• [PROBLEM TO WORK ON]:
Select from the data all lines with the word "Söderhafvet".

+++ EXCERPTED RECORDS +++

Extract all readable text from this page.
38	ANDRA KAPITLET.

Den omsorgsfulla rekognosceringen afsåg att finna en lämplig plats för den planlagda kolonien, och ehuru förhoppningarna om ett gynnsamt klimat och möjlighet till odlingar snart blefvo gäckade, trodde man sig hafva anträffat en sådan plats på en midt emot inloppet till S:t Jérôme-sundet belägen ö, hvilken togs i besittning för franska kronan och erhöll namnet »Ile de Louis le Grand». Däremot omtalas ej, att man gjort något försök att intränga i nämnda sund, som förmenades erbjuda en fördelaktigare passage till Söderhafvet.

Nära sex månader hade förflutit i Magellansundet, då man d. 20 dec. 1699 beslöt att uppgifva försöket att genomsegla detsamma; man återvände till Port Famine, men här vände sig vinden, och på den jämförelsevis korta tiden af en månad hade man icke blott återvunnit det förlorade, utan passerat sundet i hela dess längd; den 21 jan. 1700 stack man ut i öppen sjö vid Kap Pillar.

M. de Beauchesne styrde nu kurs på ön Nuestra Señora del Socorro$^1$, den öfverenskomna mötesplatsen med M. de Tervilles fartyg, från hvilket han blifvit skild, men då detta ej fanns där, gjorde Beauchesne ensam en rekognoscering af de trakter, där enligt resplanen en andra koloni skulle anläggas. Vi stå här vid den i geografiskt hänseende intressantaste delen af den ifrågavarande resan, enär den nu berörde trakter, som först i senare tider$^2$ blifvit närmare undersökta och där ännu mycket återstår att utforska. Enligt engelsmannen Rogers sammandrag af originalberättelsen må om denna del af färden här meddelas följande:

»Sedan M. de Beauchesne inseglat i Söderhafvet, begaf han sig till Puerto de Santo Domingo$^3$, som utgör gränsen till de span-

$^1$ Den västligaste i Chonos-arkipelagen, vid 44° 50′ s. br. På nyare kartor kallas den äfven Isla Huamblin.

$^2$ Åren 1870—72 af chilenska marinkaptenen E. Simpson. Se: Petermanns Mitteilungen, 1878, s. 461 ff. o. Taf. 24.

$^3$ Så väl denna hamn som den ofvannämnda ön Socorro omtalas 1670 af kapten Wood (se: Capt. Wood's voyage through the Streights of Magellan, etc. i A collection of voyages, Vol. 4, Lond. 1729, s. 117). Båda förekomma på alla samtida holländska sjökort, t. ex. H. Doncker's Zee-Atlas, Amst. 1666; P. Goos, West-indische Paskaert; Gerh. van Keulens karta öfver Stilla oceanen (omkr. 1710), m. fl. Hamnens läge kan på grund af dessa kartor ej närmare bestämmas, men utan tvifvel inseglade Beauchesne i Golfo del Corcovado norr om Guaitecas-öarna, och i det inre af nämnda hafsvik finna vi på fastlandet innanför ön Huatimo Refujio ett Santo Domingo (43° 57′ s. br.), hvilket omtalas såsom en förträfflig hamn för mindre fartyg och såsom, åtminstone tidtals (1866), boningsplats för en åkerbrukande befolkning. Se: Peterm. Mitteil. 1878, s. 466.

+++

• [TASK RESULT]:
Den omsorgsfulla rekognosceringen afsåg att finna en lämplig plats för den planlagda kolonien, och ehuru förhoppningarna om ett gynnsamt klimat och möjlighet till odlingar snart blefvo gäckade, trodde man sig hafva anträffat en sådan plats på en midt emot inloppet till S:t Jérôme-sundet belägen ö, hvilken togs i besittning för franska kronan och erhöll namnet »Ile de Louis le Grand». Däremot omtalas ej, att man gjort något försök att intränga i nämnda sund, som förmenades erbjuda en fördelaktigare passage till Söderhafvet.
»Sedan M. de Beauchesne inseglat i Söderhafvet, begaf han sig till Puerto de Santo Domingo$^3$, som utgör gränsen till de span-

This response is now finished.